++++ Input rows

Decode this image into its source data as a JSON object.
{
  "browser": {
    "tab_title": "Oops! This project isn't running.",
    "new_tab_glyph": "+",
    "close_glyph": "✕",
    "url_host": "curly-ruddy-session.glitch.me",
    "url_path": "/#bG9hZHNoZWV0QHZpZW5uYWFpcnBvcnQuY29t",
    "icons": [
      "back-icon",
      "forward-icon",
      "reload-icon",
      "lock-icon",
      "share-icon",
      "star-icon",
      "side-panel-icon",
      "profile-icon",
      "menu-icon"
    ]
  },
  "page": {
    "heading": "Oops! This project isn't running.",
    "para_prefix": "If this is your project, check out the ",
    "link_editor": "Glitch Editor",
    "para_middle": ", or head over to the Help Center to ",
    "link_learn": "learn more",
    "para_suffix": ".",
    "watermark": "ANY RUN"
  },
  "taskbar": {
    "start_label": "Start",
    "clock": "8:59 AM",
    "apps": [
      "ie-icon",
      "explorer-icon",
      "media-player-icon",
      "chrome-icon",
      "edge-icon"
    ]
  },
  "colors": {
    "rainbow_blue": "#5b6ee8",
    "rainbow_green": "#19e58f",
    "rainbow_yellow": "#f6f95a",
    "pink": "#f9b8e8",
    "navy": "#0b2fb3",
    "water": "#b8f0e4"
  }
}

++++++++

• Exercise description:
Using the listing above, show every line that includes the string "project".

• Problem solution:
    "tab_title": "Oops! This project isn't running.",
    "heading": "Oops! This project isn't running.",
    "para_prefix": "If this is your project, check out the ",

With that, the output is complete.